## WHAT IS ASKED
Set all the material down again unchanged, without the pictures.
──────────
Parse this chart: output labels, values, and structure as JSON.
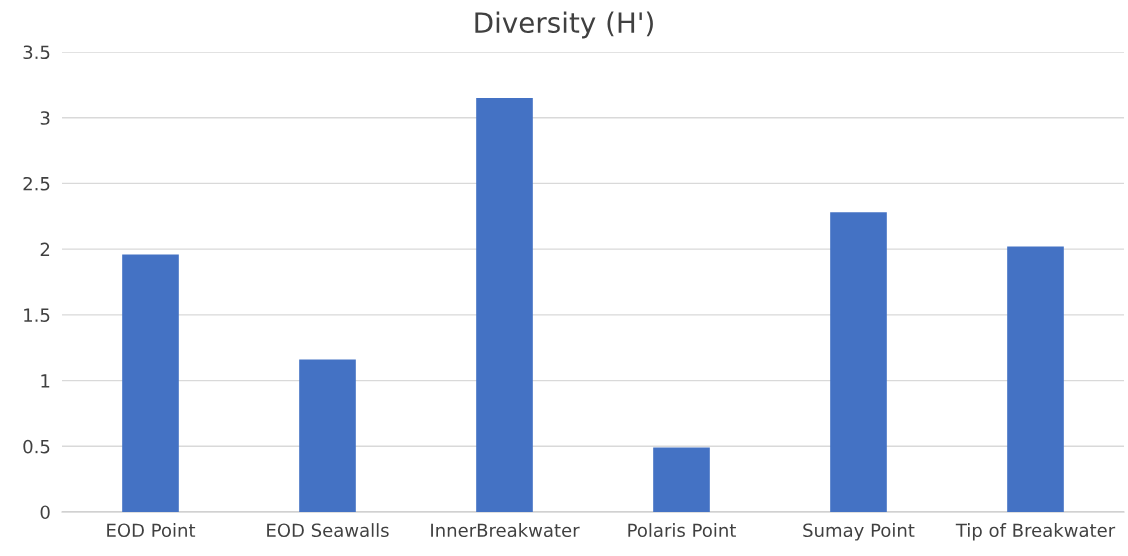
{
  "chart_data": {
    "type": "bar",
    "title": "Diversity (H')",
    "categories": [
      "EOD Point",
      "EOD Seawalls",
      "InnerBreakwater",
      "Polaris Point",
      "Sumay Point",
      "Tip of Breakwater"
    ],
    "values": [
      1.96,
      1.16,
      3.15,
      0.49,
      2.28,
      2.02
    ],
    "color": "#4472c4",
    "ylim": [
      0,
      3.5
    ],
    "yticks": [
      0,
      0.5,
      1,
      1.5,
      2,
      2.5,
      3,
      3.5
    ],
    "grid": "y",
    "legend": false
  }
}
──────────
## COMPLETED TASK
Parse this chart: output labels, values, and structure as JSON.
{
  "chart_data": {
    "type": "bar",
    "title": "Diversity (H')",
    "categories": [
      "EOD Point",
      "EOD Seawalls",
      "InnerBreakwater",
      "Polaris Point",
      "Sumay Point",
      "Tip of Breakwater"
    ],
    "values": [
      1.96,
      1.16,
      3.15,
      0.49,
      2.28,
      2.02
    ],
    "color": "#4472c4",
    "ylim": [
      0,
      3.5
    ],
    "yticks": [
      0,
      0.5,
      1,
      1.5,
      2,
      2.5,
      3,
      3.5
    ],
    "grid": "y",
    "legend": false
  }
}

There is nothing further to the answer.